[START OF Data to process]

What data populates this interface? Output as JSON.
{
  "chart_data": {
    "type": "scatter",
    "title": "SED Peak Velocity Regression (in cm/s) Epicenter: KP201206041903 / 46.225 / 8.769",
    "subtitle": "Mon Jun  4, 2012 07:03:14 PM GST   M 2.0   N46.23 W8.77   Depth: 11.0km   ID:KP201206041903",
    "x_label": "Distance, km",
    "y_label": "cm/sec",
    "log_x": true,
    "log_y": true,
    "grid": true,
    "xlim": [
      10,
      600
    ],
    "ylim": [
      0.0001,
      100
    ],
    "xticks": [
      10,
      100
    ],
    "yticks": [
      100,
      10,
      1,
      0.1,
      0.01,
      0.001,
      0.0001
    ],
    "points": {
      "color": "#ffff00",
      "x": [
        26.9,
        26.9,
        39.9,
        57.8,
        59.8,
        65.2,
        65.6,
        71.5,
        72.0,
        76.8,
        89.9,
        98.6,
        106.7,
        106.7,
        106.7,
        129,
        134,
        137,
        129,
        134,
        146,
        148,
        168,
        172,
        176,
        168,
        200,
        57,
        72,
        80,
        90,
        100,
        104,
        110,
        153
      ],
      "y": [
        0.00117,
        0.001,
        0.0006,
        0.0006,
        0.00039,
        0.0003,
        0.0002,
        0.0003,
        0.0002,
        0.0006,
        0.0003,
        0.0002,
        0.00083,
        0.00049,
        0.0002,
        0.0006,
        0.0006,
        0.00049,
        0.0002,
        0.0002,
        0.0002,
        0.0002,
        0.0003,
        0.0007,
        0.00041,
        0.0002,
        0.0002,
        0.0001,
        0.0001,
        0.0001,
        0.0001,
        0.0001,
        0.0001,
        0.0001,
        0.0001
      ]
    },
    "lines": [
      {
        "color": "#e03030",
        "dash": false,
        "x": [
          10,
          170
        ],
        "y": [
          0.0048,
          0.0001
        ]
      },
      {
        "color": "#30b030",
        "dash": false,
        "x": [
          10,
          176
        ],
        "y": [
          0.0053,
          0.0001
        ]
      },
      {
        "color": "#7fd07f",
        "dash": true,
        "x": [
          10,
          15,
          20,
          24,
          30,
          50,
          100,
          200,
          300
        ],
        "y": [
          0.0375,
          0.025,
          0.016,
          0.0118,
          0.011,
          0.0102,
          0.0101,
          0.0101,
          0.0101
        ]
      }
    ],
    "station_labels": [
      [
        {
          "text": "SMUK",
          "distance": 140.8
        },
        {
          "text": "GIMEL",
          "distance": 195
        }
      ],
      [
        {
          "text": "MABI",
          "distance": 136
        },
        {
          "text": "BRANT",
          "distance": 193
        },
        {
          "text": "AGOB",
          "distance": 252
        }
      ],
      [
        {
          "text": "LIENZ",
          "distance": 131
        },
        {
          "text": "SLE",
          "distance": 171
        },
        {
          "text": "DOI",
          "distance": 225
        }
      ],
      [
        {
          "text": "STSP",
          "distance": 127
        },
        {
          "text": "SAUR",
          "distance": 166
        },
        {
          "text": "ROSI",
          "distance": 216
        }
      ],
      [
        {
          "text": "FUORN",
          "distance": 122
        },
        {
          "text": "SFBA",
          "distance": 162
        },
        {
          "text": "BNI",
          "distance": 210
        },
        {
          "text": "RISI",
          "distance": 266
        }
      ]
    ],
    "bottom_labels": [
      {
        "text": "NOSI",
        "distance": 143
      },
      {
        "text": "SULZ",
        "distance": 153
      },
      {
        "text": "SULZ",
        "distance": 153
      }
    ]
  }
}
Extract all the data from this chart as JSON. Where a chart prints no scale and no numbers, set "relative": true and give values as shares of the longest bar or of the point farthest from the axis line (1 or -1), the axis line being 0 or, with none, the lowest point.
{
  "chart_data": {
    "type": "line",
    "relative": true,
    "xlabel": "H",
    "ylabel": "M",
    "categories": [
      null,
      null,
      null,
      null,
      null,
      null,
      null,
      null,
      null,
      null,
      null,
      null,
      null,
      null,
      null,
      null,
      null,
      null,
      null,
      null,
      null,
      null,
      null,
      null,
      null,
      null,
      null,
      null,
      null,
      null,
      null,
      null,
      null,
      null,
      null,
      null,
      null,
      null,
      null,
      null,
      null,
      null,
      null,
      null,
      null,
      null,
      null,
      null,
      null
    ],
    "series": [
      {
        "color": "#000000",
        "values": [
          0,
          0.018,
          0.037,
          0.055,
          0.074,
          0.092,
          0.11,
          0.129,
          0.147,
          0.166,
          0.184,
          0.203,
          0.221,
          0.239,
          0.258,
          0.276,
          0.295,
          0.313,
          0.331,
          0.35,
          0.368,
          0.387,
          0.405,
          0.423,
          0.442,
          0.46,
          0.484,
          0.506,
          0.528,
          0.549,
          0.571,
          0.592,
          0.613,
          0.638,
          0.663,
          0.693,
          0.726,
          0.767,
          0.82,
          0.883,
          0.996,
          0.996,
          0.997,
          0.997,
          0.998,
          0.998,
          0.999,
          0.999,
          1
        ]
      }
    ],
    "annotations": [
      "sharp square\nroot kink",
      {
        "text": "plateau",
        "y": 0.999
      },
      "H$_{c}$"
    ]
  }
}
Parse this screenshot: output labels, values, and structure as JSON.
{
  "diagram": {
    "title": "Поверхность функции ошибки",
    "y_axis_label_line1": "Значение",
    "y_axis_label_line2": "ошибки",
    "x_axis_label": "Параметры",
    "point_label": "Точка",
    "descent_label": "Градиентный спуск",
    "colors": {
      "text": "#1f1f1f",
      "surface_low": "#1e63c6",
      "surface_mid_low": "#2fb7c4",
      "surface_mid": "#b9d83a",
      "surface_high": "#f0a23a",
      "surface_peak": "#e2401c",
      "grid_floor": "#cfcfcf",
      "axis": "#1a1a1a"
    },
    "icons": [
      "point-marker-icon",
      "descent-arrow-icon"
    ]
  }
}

[END OF Data to process]

▶ **Task**
Look above for the line containing "Parse this screenshot: output"; copy from it through the last line, exactly, and nothing more.

▶ **Solution for this task**
Parse this screenshot: output labels, values, and structure as JSON.
{
  "diagram": {
    "title": "Поверхность функции ошибки",
    "y_axis_label_line1": "Значение",
    "y_axis_label_line2": "ошибки",
    "x_axis_label": "Параметры",
    "point_label": "Точка",
    "descent_label": "Градиентный спуск",
    "colors": {
      "text": "#1f1f1f",
      "surface_low": "#1e63c6",
      "surface_mid_low": "#2fb7c4",
      "surface_mid": "#b9d83a",
      "surface_high": "#f0a23a",
      "surface_peak": "#e2401c",
      "grid_floor": "#cfcfcf",
      "axis": "#1a1a1a"
    },
    "icons": [
      "point-marker-icon",
      "descent-arrow-icon"
    ]
  }
}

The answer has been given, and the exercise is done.